Supplied information:
+++

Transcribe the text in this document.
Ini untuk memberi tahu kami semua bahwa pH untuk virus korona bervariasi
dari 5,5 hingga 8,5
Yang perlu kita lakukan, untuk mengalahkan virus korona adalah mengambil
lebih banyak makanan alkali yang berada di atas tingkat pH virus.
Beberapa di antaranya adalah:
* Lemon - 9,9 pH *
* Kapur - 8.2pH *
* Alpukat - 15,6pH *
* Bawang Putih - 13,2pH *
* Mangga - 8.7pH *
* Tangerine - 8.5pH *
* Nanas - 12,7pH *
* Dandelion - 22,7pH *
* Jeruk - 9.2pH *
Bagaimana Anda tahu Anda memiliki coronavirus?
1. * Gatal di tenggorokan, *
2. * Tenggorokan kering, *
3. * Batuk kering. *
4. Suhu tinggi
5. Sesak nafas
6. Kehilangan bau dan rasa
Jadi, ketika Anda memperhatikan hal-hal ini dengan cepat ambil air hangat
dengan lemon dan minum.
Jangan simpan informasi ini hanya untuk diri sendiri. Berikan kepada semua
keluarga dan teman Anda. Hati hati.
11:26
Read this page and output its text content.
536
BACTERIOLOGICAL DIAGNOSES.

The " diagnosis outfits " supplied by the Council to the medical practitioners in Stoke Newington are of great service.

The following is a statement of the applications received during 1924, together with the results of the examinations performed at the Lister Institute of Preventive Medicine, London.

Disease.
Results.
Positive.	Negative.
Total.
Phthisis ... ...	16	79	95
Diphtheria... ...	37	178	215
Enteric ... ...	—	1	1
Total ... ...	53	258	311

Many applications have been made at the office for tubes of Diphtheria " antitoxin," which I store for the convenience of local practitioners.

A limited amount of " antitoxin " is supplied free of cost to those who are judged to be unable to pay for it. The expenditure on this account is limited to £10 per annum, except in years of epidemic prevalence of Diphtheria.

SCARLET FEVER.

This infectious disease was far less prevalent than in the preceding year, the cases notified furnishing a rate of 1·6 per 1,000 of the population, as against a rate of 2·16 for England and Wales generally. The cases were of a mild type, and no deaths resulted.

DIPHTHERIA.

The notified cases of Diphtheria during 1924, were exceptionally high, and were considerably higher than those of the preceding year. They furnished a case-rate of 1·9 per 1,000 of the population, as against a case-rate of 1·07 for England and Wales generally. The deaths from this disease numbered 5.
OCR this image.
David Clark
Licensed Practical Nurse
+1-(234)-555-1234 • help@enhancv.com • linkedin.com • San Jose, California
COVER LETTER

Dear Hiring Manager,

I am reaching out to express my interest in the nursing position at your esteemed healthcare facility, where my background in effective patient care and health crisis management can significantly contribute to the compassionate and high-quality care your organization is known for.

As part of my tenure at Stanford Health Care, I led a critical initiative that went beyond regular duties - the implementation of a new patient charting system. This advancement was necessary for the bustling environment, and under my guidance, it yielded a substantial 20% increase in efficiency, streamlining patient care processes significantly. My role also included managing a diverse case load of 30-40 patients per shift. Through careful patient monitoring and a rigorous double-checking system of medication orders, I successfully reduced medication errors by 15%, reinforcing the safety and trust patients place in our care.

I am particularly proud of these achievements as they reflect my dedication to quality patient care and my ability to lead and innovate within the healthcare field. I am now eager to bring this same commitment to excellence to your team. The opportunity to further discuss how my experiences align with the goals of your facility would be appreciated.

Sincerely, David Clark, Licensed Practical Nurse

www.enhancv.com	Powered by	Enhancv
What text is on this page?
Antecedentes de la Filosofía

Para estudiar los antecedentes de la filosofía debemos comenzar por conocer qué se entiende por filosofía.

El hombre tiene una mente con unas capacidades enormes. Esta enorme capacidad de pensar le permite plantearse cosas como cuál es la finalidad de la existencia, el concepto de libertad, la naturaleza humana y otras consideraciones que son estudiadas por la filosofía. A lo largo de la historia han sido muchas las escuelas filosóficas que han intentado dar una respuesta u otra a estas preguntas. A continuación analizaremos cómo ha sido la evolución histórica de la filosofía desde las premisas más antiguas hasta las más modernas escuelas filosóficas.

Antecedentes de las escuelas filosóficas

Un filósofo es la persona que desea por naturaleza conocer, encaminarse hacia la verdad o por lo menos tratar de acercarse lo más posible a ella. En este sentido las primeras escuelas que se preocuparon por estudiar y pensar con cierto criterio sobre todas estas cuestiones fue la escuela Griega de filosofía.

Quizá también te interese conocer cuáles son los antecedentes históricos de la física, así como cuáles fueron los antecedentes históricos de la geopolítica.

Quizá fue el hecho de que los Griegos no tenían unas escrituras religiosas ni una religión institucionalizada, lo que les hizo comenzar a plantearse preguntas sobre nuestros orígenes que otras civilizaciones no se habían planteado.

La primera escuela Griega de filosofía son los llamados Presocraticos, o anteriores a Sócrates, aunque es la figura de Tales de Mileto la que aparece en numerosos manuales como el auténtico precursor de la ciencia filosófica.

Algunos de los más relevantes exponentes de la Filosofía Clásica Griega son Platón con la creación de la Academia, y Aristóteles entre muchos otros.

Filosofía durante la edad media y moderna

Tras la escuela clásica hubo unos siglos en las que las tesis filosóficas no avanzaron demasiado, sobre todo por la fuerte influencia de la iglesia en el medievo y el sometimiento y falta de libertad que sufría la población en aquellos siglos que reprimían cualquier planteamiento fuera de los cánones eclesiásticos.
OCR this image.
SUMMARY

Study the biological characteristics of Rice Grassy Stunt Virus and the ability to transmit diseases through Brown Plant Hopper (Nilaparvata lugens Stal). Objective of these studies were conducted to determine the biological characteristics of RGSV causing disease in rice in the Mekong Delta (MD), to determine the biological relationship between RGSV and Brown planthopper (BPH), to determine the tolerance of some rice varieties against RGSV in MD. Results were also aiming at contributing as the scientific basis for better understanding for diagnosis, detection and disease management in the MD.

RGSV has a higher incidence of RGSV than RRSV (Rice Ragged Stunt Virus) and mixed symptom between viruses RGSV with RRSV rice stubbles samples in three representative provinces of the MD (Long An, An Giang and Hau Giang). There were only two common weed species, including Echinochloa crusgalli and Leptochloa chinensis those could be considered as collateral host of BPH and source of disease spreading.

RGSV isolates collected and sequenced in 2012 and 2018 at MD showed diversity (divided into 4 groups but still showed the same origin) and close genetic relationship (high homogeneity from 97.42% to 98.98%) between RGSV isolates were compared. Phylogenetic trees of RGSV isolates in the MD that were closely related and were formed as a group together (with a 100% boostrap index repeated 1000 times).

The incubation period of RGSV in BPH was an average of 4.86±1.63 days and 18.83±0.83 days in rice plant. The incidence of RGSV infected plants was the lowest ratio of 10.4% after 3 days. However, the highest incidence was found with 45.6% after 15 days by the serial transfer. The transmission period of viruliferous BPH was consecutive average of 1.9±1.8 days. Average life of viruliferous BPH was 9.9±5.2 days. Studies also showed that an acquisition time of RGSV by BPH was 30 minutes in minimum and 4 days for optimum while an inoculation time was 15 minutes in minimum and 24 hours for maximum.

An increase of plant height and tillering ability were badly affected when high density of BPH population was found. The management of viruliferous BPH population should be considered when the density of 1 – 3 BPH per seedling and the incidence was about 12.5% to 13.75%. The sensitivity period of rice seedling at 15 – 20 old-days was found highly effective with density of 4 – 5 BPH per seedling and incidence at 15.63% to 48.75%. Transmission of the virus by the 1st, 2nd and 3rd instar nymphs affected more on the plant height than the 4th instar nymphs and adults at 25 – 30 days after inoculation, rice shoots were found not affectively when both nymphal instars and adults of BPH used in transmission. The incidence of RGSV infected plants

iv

+++

Retype the listing above in full, with no alterations.

Transcribe the text in this document.
Ini untuk memberi tahu kami semua bahwa pH untuk virus korona bervariasi
dari 5,5 hingga 8,5
Yang perlu kita lakukan, untuk mengalahkan virus korona adalah mengambil
lebih banyak makanan alkali yang berada di atas tingkat pH virus.
Beberapa di antaranya adalah:
* Lemon - 9,9 pH *
* Kapur - 8.2pH *
* Alpukat - 15,6pH *
* Bawang Putih - 13,2pH *
* Mangga - 8.7pH *
* Tangerine - 8.5pH *
* Nanas - 12,7pH *
* Dandelion - 22,7pH *
* Jeruk - 9.2pH *
Bagaimana Anda tahu Anda memiliki coronavirus?
1. * Gatal di tenggorokan, *
2. * Tenggorokan kering, *
3. * Batuk kering. *
4. Suhu tinggi
5. Sesak nafas
6. Kehilangan bau dan rasa
Jadi, ketika Anda memperhatikan hal-hal ini dengan cepat ambil air hangat
dengan lemon dan minum.
Jangan simpan informasi ini hanya untuk diri sendiri. Berikan kepada semua
keluarga dan teman Anda. Hati hati.
11:26
Read this page and output its text content.
536
BACTERIOLOGICAL DIAGNOSES.

The " diagnosis outfits " supplied by the Council to the medical practitioners in Stoke Newington are of great service.

The following is a statement of the applications received during 1924, together with the results of the examinations performed at the Lister Institute of Preventive Medicine, London.

Disease.
Results.
Positive.	Negative.
Total.
Phthisis ... ...	16	79	95
Diphtheria... ...	37	178	215
Enteric ... ...	—	1	1
Total ... ...	53	258	311

Many applications have been made at the office for tubes of Diphtheria " antitoxin," which I store for the convenience of local practitioners.

A limited amount of " antitoxin " is supplied free of cost to those who are judged to be unable to pay for it. The expenditure on this account is limited to £10 per annum, except in years of epidemic prevalence of Diphtheria.

SCARLET FEVER.

This infectious disease was far less prevalent than in the preceding year, the cases notified furnishing a rate of 1·6 per 1,000 of the population, as against a rate of 2·16 for England and Wales generally. The cases were of a mild type, and no deaths resulted.

DIPHTHERIA.

The notified cases of Diphtheria during 1924, were exceptionally high, and were considerably higher than those of the preceding year. They furnished a case-rate of 1·9 per 1,000 of the population, as against a case-rate of 1·07 for England and Wales generally. The deaths from this disease numbered 5.
OCR this image.
David Clark
Licensed Practical Nurse
+1-(234)-555-1234 • help@enhancv.com • linkedin.com • San Jose, California
COVER LETTER

Dear Hiring Manager,

I am reaching out to express my interest in the nursing position at your esteemed healthcare facility, where my background in effective patient care and health crisis management can significantly contribute to the compassionate and high-quality care your organization is known for.

As part of my tenure at Stanford Health Care, I led a critical initiative that went beyond regular duties - the implementation of a new patient charting system. This advancement was necessary for the bustling environment, and under my guidance, it yielded a substantial 20% increase in efficiency, streamlining patient care processes significantly. My role also included managing a diverse case load of 30-40 patients per shift. Through careful patient monitoring and a rigorous double-checking system of medication orders, I successfully reduced medication errors by 15%, reinforcing the safety and trust patients place in our care.

I am particularly proud of these achievements as they reflect my dedication to quality patient care and my ability to lead and innovate within the healthcare field. I am now eager to bring this same commitment to excellence to your team. The opportunity to further discuss how my experiences align with the goals of your facility would be appreciated.

Sincerely, David Clark, Licensed Practical Nurse

www.enhancv.com	Powered by	Enhancv
What text is on this page?
Antecedentes de la Filosofía

Para estudiar los antecedentes de la filosofía debemos comenzar por conocer qué se entiende por filosofía.

El hombre tiene una mente con unas capacidades enormes. Esta enorme capacidad de pensar le permite plantearse cosas como cuál es la finalidad de la existencia, el concepto de libertad, la naturaleza humana y otras consideraciones que son estudiadas por la filosofía. A lo largo de la historia han sido muchas las escuelas filosóficas que han intentado dar una respuesta u otra a estas preguntas. A continuación analizaremos cómo ha sido la evolución histórica de la filosofía desde las premisas más antiguas hasta las más modernas escuelas filosóficas.

Antecedentes de las escuelas filosóficas

Un filósofo es la persona que desea por naturaleza conocer, encaminarse hacia la verdad o por lo menos tratar de acercarse lo más posible a ella. En este sentido las primeras escuelas que se preocuparon por estudiar y pensar con cierto criterio sobre todas estas cuestiones fue la escuela Griega de filosofía.

Quizá también te interese conocer cuáles son los antecedentes históricos de la física, así como cuáles fueron los antecedentes históricos de la geopolítica.

Quizá fue el hecho de que los Griegos no tenían unas escrituras religiosas ni una religión institucionalizada, lo que les hizo comenzar a plantearse preguntas sobre nuestros orígenes que otras civilizaciones no se habían planteado.

La primera escuela Griega de filosofía son los llamados Presocraticos, o anteriores a Sócrates, aunque es la figura de Tales de Mileto la que aparece en numerosos manuales como el auténtico precursor de la ciencia filosófica.

Algunos de los más relevantes exponentes de la Filosofía Clásica Griega son Platón con la creación de la Academia, y Aristóteles entre muchos otros.

Filosofía durante la edad media y moderna

Tras la escuela clásica hubo unos siglos en las que las tesis filosóficas no avanzaron demasiado, sobre todo por la fuerte influencia de la iglesia en el medievo y el sometimiento y falta de libertad que sufría la población en aquellos siglos que reprimían cualquier planteamiento fuera de los cánones eclesiásticos.
OCR this image.
SUMMARY

Study the biological characteristics of Rice Grassy Stunt Virus and the ability to transmit diseases through Brown Plant Hopper (Nilaparvata lugens Stal). Objective of these studies were conducted to determine the biological characteristics of RGSV causing disease in rice in the Mekong Delta (MD), to determine the biological relationship between RGSV and Brown planthopper (BPH), to determine the tolerance of some rice varieties against RGSV in MD. Results were also aiming at contributing as the scientific basis for better understanding for diagnosis, detection and disease management in the MD.

RGSV has a higher incidence of RGSV than RRSV (Rice Ragged Stunt Virus) and mixed symptom between viruses RGSV with RRSV rice stubbles samples in three representative provinces of the MD (Long An, An Giang and Hau Giang). There were only two common weed species, including Echinochloa crusgalli and Leptochloa chinensis those could be considered as collateral host of BPH and source of disease spreading.

RGSV isolates collected and sequenced in 2012 and 2018 at MD showed diversity (divided into 4 groups but still showed the same origin) and close genetic relationship (high homogeneity from 97.42% to 98.98%) between RGSV isolates were compared. Phylogenetic trees of RGSV isolates in the MD that were closely related and were formed as a group together (with a 100% boostrap index repeated 1000 times).

The incubation period of RGSV in BPH was an average of 4.86±1.63 days and 18.83±0.83 days in rice plant. The incidence of RGSV infected plants was the lowest ratio of 10.4% after 3 days. However, the highest incidence was found with 45.6% after 15 days by the serial transfer. The transmission period of viruliferous BPH was consecutive average of 1.9±1.8 days. Average life of viruliferous BPH was 9.9±5.2 days. Studies also showed that an acquisition time of RGSV by BPH was 30 minutes in minimum and 4 days for optimum while an inoculation time was 15 minutes in minimum and 24 hours for maximum.

An increase of plant height and tillering ability were badly affected when high density of BPH population was found. The management of viruliferous BPH population should be considered when the density of 1 – 3 BPH per seedling and the incidence was about 12.5% to 13.75%. The sensitivity period of rice seedling at 15 – 20 old-days was found highly effective with density of 4 – 5 BPH per seedling and incidence at 15.63% to 48.75%. Transmission of the virus by the 1st, 2nd and 3rd instar nymphs affected more on the plant height than the 4th instar nymphs and adults at 25 – 30 days after inoculation, rice shoots were found not affectively when both nymphal instars and adults of BPH used in transmission. The incidence of RGSV infected plants

iv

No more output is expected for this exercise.